▸ **Dataset records**:
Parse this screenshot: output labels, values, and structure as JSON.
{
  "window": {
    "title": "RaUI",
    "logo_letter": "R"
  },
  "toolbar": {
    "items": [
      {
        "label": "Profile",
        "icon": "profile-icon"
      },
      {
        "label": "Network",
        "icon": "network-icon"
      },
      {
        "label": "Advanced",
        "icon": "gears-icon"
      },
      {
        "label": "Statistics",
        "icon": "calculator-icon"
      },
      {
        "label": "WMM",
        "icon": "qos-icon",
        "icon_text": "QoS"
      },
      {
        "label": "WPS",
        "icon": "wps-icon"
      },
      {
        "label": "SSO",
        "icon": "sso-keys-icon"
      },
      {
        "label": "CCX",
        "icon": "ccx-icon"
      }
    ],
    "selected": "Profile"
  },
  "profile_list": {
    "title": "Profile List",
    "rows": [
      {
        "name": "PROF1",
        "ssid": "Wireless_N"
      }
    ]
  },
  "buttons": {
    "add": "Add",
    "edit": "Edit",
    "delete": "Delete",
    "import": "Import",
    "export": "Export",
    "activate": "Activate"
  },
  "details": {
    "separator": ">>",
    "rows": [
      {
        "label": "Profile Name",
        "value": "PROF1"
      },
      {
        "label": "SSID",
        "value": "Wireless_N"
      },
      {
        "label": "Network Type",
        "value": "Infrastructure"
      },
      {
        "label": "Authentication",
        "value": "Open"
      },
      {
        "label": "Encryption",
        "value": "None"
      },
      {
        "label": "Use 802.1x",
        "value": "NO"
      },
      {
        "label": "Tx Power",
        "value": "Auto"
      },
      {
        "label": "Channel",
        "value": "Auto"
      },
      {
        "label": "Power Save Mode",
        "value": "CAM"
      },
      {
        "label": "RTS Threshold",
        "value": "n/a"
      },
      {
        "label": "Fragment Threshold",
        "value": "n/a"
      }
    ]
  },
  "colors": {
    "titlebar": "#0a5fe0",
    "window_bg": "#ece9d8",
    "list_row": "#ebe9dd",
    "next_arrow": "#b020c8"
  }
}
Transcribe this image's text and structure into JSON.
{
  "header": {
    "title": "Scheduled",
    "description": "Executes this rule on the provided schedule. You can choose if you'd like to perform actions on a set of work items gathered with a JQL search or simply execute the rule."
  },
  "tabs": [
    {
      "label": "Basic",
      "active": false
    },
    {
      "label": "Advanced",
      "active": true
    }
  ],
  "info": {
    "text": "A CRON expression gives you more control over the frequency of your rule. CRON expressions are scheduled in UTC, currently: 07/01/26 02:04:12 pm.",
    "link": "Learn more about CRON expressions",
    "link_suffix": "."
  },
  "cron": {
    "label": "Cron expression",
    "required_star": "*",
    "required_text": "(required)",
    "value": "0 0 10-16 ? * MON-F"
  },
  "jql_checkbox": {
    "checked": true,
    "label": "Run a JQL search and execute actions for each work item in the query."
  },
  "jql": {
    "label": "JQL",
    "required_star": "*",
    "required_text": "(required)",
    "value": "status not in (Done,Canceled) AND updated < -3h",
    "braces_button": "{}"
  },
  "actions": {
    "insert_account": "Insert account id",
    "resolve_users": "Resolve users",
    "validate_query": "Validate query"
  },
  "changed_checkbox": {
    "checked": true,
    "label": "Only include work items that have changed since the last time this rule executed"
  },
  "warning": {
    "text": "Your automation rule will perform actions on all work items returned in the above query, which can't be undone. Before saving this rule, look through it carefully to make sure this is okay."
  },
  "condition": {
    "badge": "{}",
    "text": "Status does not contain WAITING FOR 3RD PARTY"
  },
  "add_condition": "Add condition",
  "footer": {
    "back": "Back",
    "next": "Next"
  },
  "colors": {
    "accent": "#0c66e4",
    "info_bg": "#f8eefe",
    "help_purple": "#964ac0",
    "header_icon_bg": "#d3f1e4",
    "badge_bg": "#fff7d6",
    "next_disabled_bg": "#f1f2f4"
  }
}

▸ **Work to complete**: Restate the listing above word for word.

▸ **Written answer**:
Parse this screenshot: output labels, values, and structure as JSON.
{
  "window": {
    "title": "RaUI",
    "logo_letter": "R"
  },
  "toolbar": {
    "items": [
      {
        "label": "Profile",
        "icon": "profile-icon"
      },
      {
        "label": "Network",
        "icon": "network-icon"
      },
      {
        "label": "Advanced",
        "icon": "gears-icon"
      },
      {
        "label": "Statistics",
        "icon": "calculator-icon"
      },
      {
        "label": "WMM",
        "icon": "qos-icon",
        "icon_text": "QoS"
      },
      {
        "label": "WPS",
        "icon": "wps-icon"
      },
      {
        "label": "SSO",
        "icon": "sso-keys-icon"
      },
      {
        "label": "CCX",
        "icon": "ccx-icon"
      }
    ],
    "selected": "Profile"
  },
  "profile_list": {
    "title": "Profile List",
    "rows": [
      {
        "name": "PROF1",
        "ssid": "Wireless_N"
      }
    ]
  },
  "buttons": {
    "add": "Add",
    "edit": "Edit",
    "delete": "Delete",
    "import": "Import",
    "export": "Export",
    "activate": "Activate"
  },
  "details": {
    "separator": ">>",
    "rows": [
      {
        "label": "Profile Name",
        "value": "PROF1"
      },
      {
        "label": "SSID",
        "value": "Wireless_N"
      },
      {
        "label": "Network Type",
        "value": "Infrastructure"
      },
      {
        "label": "Authentication",
        "value": "Open"
      },
      {
        "label": "Encryption",
        "value": "None"
      },
      {
        "label": "Use 802.1x",
        "value": "NO"
      },
      {
        "label": "Tx Power",
        "value": "Auto"
      },
      {
        "label": "Channel",
        "value": "Auto"
      },
      {
        "label": "Power Save Mode",
        "value": "CAM"
      },
      {
        "label": "RTS Threshold",
        "value": "n/a"
      },
      {
        "label": "Fragment Threshold",
        "value": "n/a"
      }
    ]
  },
  "colors": {
    "titlebar": "#0a5fe0",
    "window_bg": "#ece9d8",
    "list_row": "#ebe9dd",
    "next_arrow": "#b020c8"
  }
}
Transcribe this image's text and structure into JSON.
{
  "header": {
    "title": "Scheduled",
    "description": "Executes this rule on the provided schedule. You can choose if you'd like to perform actions on a set of work items gathered with a JQL search or simply execute the rule."
  },
  "tabs": [
    {
      "label": "Basic",
      "active": false
    },
    {
      "label": "Advanced",
      "active": true
    }
  ],
  "info": {
    "text": "A CRON expression gives you more control over the frequency of your rule. CRON expressions are scheduled in UTC, currently: 07/01/26 02:04:12 pm.",
    "link": "Learn more about CRON expressions",
    "link_suffix": "."
  },
  "cron": {
    "label": "Cron expression",
    "required_star": "*",
    "required_text": "(required)",
    "value": "0 0 10-16 ? * MON-F"
  },
  "jql_checkbox": {
    "checked": true,
    "label": "Run a JQL search and execute actions for each work item in the query."
  },
  "jql": {
    "label": "JQL",
    "required_star": "*",
    "required_text": "(required)",
    "value": "status not in (Done,Canceled) AND updated < -3h",
    "braces_button": "{}"
  },
  "actions": {
    "insert_account": "Insert account id",
    "resolve_users": "Resolve users",
    "validate_query": "Validate query"
  },
  "changed_checkbox": {
    "checked": true,
    "label": "Only include work items that have changed since the last time this rule executed"
  },
  "warning": {
    "text": "Your automation rule will perform actions on all work items returned in the above query, which can't be undone. Before saving this rule, look through it carefully to make sure this is okay."
  },
  "condition": {
    "badge": "{}",
    "text": "Status does not contain WAITING FOR 3RD PARTY"
  },
  "add_condition": "Add condition",
  "footer": {
    "back": "Back",
    "next": "Next"
  },
  "colors": {
    "accent": "#0c66e4",
    "info_bg": "#f8eefe",
    "help_purple": "#964ac0",
    "header_icon_bg": "#d3f1e4",
    "badge_bg": "#fff7d6",
    "next_disabled_bg": "#f1f2f4"
  }
}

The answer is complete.